### INSTRUCTIONS FOR THE TASK
Scan the material that follows. Copy every line containing the word "tanishgan".

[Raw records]
§

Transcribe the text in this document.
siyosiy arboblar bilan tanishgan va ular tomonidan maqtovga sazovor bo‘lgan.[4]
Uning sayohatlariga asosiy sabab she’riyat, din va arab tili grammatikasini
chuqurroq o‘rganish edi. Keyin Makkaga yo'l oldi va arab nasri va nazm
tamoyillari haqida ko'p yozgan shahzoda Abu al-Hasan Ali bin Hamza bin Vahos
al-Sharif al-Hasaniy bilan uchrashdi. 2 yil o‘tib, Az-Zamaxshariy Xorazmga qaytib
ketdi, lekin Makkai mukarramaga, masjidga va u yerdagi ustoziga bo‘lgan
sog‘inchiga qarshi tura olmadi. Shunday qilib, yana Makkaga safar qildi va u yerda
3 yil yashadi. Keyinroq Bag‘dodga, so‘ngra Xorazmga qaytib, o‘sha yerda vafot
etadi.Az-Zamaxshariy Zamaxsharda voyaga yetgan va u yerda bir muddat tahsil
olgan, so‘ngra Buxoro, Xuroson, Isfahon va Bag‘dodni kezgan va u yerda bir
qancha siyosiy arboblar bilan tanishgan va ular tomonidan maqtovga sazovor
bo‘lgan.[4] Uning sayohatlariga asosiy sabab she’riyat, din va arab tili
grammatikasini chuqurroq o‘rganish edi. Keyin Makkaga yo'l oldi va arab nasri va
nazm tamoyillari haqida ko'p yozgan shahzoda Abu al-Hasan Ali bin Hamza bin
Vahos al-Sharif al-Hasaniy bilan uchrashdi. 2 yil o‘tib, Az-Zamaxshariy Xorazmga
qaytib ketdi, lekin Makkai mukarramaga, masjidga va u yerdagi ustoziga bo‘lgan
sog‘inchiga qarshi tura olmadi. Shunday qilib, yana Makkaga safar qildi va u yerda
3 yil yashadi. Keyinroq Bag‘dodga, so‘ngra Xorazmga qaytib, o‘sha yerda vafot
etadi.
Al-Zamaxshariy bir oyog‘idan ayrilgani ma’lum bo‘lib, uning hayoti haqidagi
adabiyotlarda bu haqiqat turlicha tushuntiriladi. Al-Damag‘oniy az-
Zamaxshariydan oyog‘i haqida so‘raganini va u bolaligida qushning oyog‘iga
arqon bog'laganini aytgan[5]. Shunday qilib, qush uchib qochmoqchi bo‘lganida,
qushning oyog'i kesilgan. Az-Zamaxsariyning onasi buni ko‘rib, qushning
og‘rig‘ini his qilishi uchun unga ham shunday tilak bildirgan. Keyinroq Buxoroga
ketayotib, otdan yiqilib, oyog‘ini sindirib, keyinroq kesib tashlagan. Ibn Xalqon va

§

### FINISHED EXERCISE
siyosiy arboblar bilan tanishgan va ular tomonidan maqtovga sazovor bo‘lgan.[4]
qancha siyosiy arboblar bilan tanishgan va ular tomonidan maqtovga sazovor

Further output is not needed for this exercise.